_WRITTEN PROBLEM:_ Return the following lines and nothing else: the one holding "Extract the structured" and all those after it in the records below, unchanged, minus any pictures.

_EXTRACTED RECORDS:_
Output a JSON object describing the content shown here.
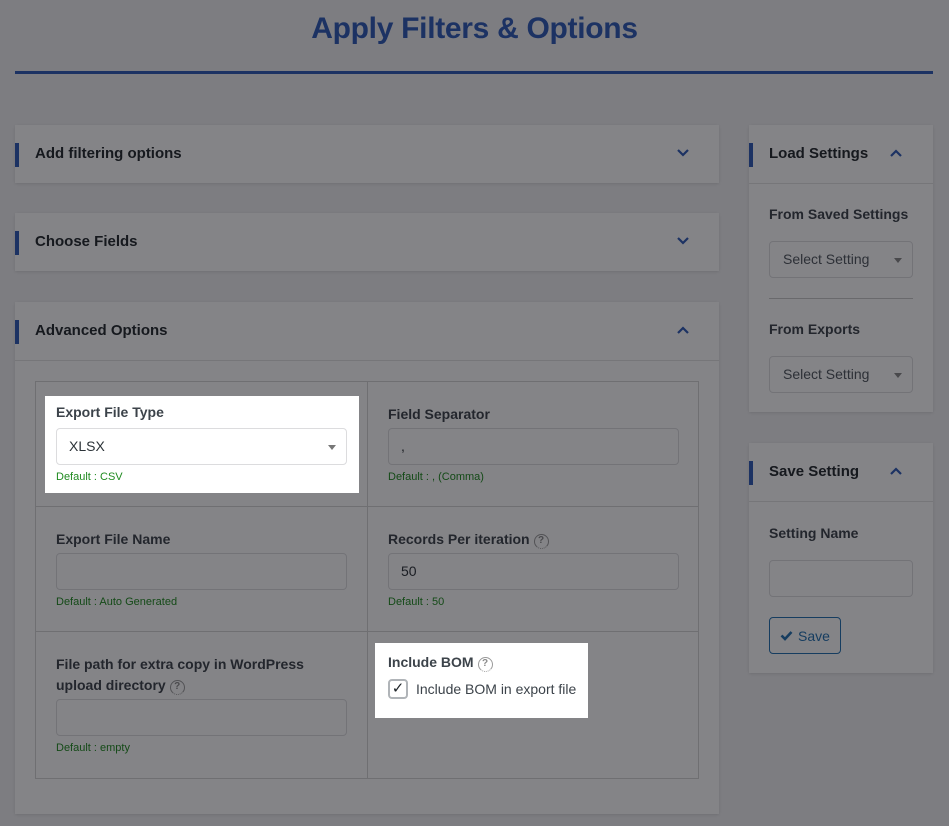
{
  "page": {
    "title": "Apply Filters & Options"
  },
  "accent_color": "#2f5bb7",
  "main": {
    "panels": [
      {
        "title": "Add filtering options",
        "state": "collapsed",
        "icon": "chevron-down-icon"
      },
      {
        "title": "Choose Fields",
        "state": "collapsed",
        "icon": "chevron-down-icon"
      },
      {
        "title": "Advanced Options",
        "state": "expanded",
        "icon": "chevron-up-icon"
      }
    ],
    "advanced": {
      "export_file_type": {
        "label": "Export File Type",
        "value": "XLSX",
        "hint": "Default : CSV"
      },
      "field_separator": {
        "label": "Field Separator",
        "value": ",",
        "hint": "Default : , (Comma)"
      },
      "export_file_name": {
        "label": "Export File Name",
        "value": "",
        "hint": "Default : Auto Generated"
      },
      "records_per_iteration": {
        "label": "Records Per iteration",
        "value": "50",
        "hint": "Default : 50",
        "help_icon": "?"
      },
      "file_path": {
        "label": "File path for extra copy in WordPress upload directory",
        "value": "",
        "hint": "Default : empty",
        "help_icon": "?"
      },
      "include_bom": {
        "label": "Include BOM",
        "checkbox_label": "Include BOM in export file",
        "checked": true,
        "check_glyph": "✓",
        "help_icon": "?"
      }
    }
  },
  "sidebar": {
    "load_settings": {
      "title": "Load Settings",
      "from_saved_label": "From Saved Settings",
      "from_saved_value": "Select Setting",
      "from_exports_label": "From Exports",
      "from_exports_value": "Select Setting"
    },
    "save_setting": {
      "title": "Save Setting",
      "name_label": "Setting Name",
      "name_value": "",
      "save_button": "Save"
    }
  }
}
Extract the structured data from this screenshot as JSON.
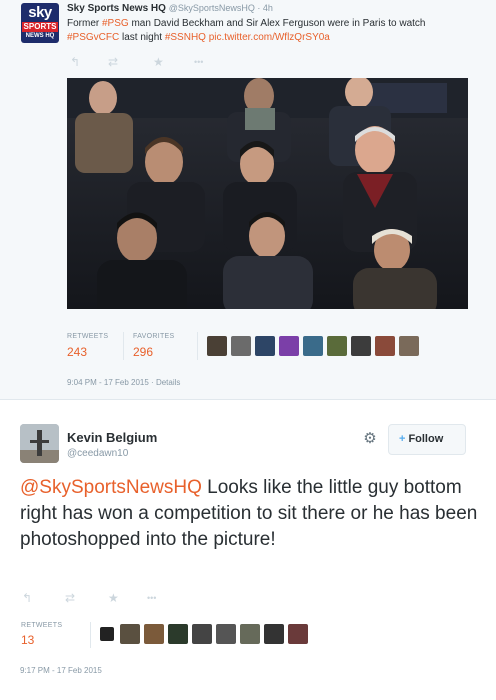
{
  "tweet1": {
    "logo": {
      "sky": "sky",
      "sports": "SPORTS",
      "newshq": "NEWS HQ"
    },
    "author_name": "Sky Sports News HQ",
    "handle_time": "@SkySportsNewsHQ · 4h",
    "text_part1": "Former ",
    "hashtag_psg": "#PSG",
    "text_part2": " man David Beckham and Sir Alex Ferguson were in Paris to watch",
    "hashtag_match": "#PSGvCFC",
    "text_part3": " last night ",
    "hashtag_ssnhq": "#SSNHQ",
    "pic_link": "pic.twitter.com/WflzQrSY0a",
    "actions": {
      "reply": "↰",
      "retweet": "⇄",
      "favorite": "★",
      "more": "•••"
    },
    "stats": {
      "retweets_label": "RETWEETS",
      "retweets_value": "243",
      "favorites_label": "FAVORITES",
      "favorites_value": "296"
    },
    "timestamp": "9:04 PM - 17 Feb 2015 · Details"
  },
  "tweet2": {
    "author_name": "Kevin Belgium",
    "handle": "@ceedawn10",
    "follow_label": "Follow",
    "follow_plus": "+",
    "gear": "⚙",
    "mention": "@SkySportsNewsHQ",
    "text": " Looks like the little guy bottom right has won a competition to sit there or he has been photoshopped into the picture!",
    "actions": {
      "reply": "↰",
      "retweet": "⇄",
      "favorite": "★",
      "more": "•••"
    },
    "stats": {
      "retweets_label": "RETWEETS",
      "retweets_value": "13"
    },
    "timestamp": "9:17 PM - 17 Feb 2015"
  },
  "colors": {
    "accent": "#e8612c",
    "muted": "#8899a6",
    "icon": "#ccd6dd",
    "follow_plus": "#55acee"
  }
}
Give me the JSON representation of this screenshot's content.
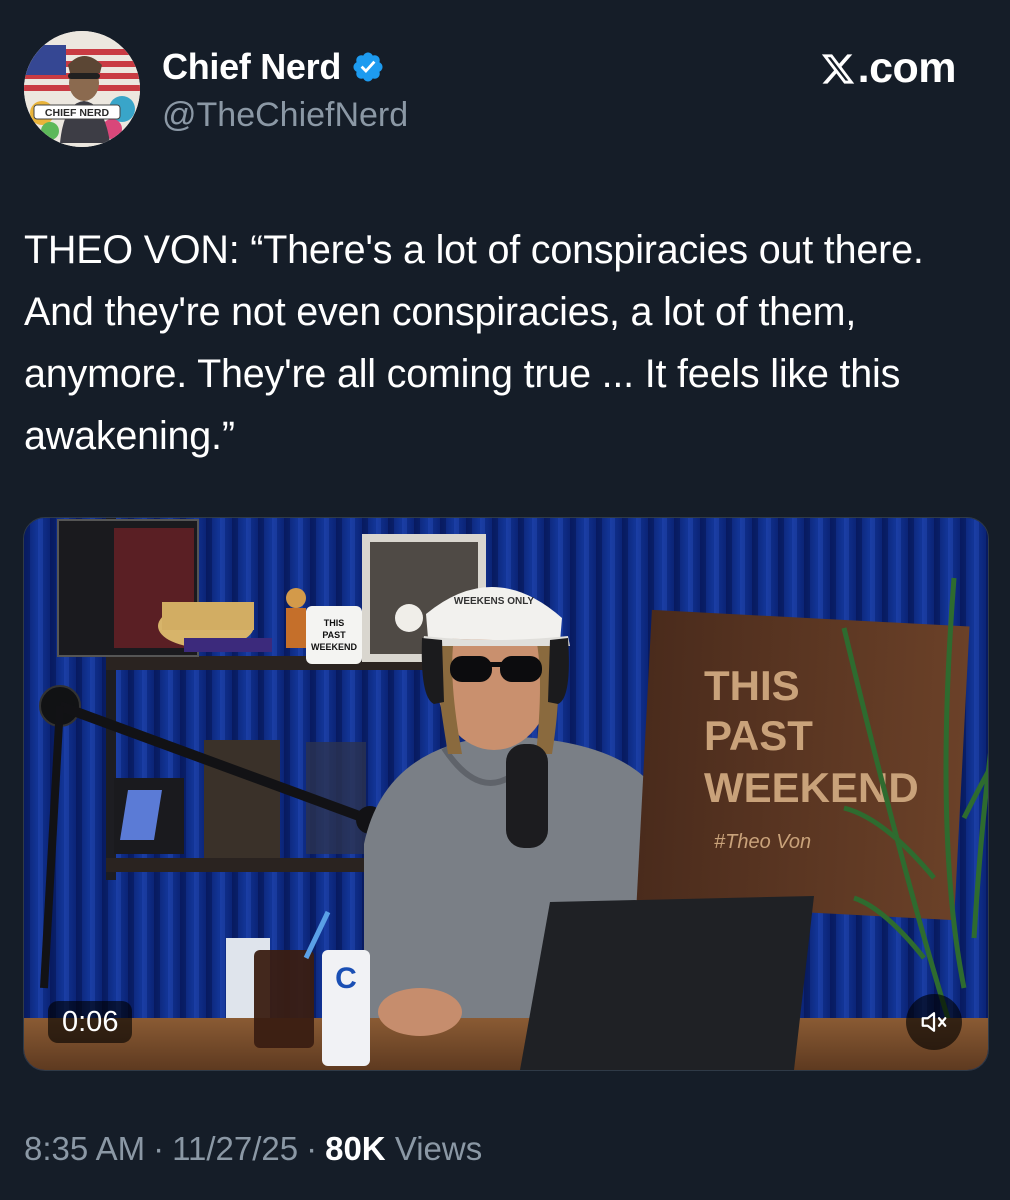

_ANSWER FOR THE TASK:_
Extract the structured data from this screenshot as JSON.
{
  "tweet1": {
    "logo": {
      "sky": "sky",
      "sports": "SPORTS",
      "newshq": "NEWS HQ"
    },
    "author_name": "Sky Sports News HQ",
    "handle_time": "@SkySportsNewsHQ · 4h",
    "text_part1": "Former ",
    "hashtag_psg": "#PSG",
    "text_part2": " man David Beckham and Sir Alex Ferguson were in Paris to watch",
    "hashtag_match": "#PSGvCFC",
    "text_part3": " last night ",
    "hashtag_ssnhq": "#SSNHQ",
    "pic_link": "pic.twitter.com/WflzQrSY0a",
    "actions": {
      "reply": "↰",
      "retweet": "⇄",
      "favorite": "★",
      "more": "•••"
    },
    "stats": {
      "retweets_label": "RETWEETS",
      "retweets_value": "243",
      "favorites_label": "FAVORITES",
      "favorites_value": "296"
    },
    "timestamp": "9:04 PM - 17 Feb 2015 · Details"
  },
  "tweet2": {
    "author_name": "Kevin Belgium",
    "handle": "@ceedawn10",
    "follow_label": "Follow",
    "follow_plus": "+",
    "gear": "⚙",
    "mention": "@SkySportsNewsHQ",
    "text": " Looks like the little guy bottom right has won a competition to sit there or he has been photoshopped into the picture!",
    "actions": {
      "reply": "↰",
      "retweet": "⇄",
      "favorite": "★",
      "more": "•••"
    },
    "stats": {
      "retweets_label": "RETWEETS",
      "retweets_value": "13"
    },
    "timestamp": "9:17 PM - 17 Feb 2015"
  },
  "colors": {
    "accent": "#e8612c",
    "muted": "#8899a6",
    "icon": "#ccd6dd",
    "follow_plus": "#55acee"
  }
}
Give me the JSON representation of this screenshot's content.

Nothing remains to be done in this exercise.